<<<<

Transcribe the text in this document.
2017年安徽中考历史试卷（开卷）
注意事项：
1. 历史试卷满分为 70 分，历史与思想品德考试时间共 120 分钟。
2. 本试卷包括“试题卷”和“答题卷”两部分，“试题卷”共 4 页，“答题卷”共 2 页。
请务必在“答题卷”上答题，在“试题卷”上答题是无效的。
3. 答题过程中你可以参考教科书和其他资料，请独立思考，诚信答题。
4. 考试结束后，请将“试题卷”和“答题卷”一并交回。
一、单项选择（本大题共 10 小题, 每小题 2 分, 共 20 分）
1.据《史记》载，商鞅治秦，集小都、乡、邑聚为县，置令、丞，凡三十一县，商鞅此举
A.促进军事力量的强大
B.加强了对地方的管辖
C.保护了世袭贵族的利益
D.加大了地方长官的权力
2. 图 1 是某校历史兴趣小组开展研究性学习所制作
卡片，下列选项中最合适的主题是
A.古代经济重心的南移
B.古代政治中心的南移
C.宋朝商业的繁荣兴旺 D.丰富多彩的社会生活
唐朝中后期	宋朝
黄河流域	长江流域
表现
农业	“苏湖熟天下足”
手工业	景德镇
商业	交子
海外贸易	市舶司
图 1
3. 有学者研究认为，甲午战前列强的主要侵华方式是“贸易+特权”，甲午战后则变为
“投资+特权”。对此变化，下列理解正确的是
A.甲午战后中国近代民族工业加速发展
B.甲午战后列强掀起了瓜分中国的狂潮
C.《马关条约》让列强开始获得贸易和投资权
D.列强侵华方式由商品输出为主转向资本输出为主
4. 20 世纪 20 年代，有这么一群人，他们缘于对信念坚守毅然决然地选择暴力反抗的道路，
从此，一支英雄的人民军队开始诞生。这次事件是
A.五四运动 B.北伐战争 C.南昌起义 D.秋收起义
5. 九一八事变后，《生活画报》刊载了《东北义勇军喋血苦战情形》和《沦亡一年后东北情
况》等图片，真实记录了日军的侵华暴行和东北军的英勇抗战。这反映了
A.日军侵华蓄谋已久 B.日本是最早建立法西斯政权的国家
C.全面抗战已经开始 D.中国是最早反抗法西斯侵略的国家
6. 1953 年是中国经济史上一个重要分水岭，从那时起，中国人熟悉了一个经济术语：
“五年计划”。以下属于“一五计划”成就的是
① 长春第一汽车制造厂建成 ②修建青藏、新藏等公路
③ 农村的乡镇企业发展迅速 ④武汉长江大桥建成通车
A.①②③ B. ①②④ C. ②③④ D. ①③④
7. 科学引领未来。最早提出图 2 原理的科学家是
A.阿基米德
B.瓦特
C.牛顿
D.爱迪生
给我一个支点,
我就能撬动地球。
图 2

>>>>

§ **WHAT IS REQUIRED**
Using the data above, print every record exactly as shown.

§ **EXERCISE SOLUTION**
Transcribe the text in this document.
2017年安徽中考历史试卷（开卷）
注意事项：
1. 历史试卷满分为 70 分，历史与思想品德考试时间共 120 分钟。
2. 本试卷包括“试题卷”和“答题卷”两部分，“试题卷”共 4 页，“答题卷”共 2 页。
请务必在“答题卷”上答题，在“试题卷”上答题是无效的。
3. 答题过程中你可以参考教科书和其他资料，请独立思考，诚信答题。
4. 考试结束后，请将“试题卷”和“答题卷”一并交回。
一、单项选择（本大题共 10 小题, 每小题 2 分, 共 20 分）
1.据《史记》载，商鞅治秦，集小都、乡、邑聚为县，置令、丞，凡三十一县，商鞅此举
A.促进军事力量的强大
B.加强了对地方的管辖
C.保护了世袭贵族的利益
D.加大了地方长官的权力
2. 图 1 是某校历史兴趣小组开展研究性学习所制作
卡片，下列选项中最合适的主题是
A.古代经济重心的南移
B.古代政治中心的南移
C.宋朝商业的繁荣兴旺 D.丰富多彩的社会生活
唐朝中后期	宋朝
黄河流域	长江流域
表现
农业	“苏湖熟天下足”
手工业	景德镇
商业	交子
海外贸易	市舶司
图 1
3. 有学者研究认为，甲午战前列强的主要侵华方式是“贸易+特权”，甲午战后则变为
“投资+特权”。对此变化，下列理解正确的是
A.甲午战后中国近代民族工业加速发展
B.甲午战后列强掀起了瓜分中国的狂潮
C.《马关条约》让列强开始获得贸易和投资权
D.列强侵华方式由商品输出为主转向资本输出为主
4. 20 世纪 20 年代，有这么一群人，他们缘于对信念坚守毅然决然地选择暴力反抗的道路，
从此，一支英雄的人民军队开始诞生。这次事件是
A.五四运动 B.北伐战争 C.南昌起义 D.秋收起义
5. 九一八事变后，《生活画报》刊载了《东北义勇军喋血苦战情形》和《沦亡一年后东北情
况》等图片，真实记录了日军的侵华暴行和东北军的英勇抗战。这反映了
A.日军侵华蓄谋已久 B.日本是最早建立法西斯政权的国家
C.全面抗战已经开始 D.中国是最早反抗法西斯侵略的国家
6. 1953 年是中国经济史上一个重要分水岭，从那时起，中国人熟悉了一个经济术语：
“五年计划”。以下属于“一五计划”成就的是
① 长春第一汽车制造厂建成 ②修建青藏、新藏等公路
③ 农村的乡镇企业发展迅速 ④武汉长江大桥建成通车
A.①②③ B. ①②④ C. ②③④ D. ①③④
7. 科学引领未来。最早提出图 2 原理的科学家是
A.阿基米德
B.瓦特
C.牛顿
D.爱迪生
给我一个支点,
我就能撬动地球。
图 2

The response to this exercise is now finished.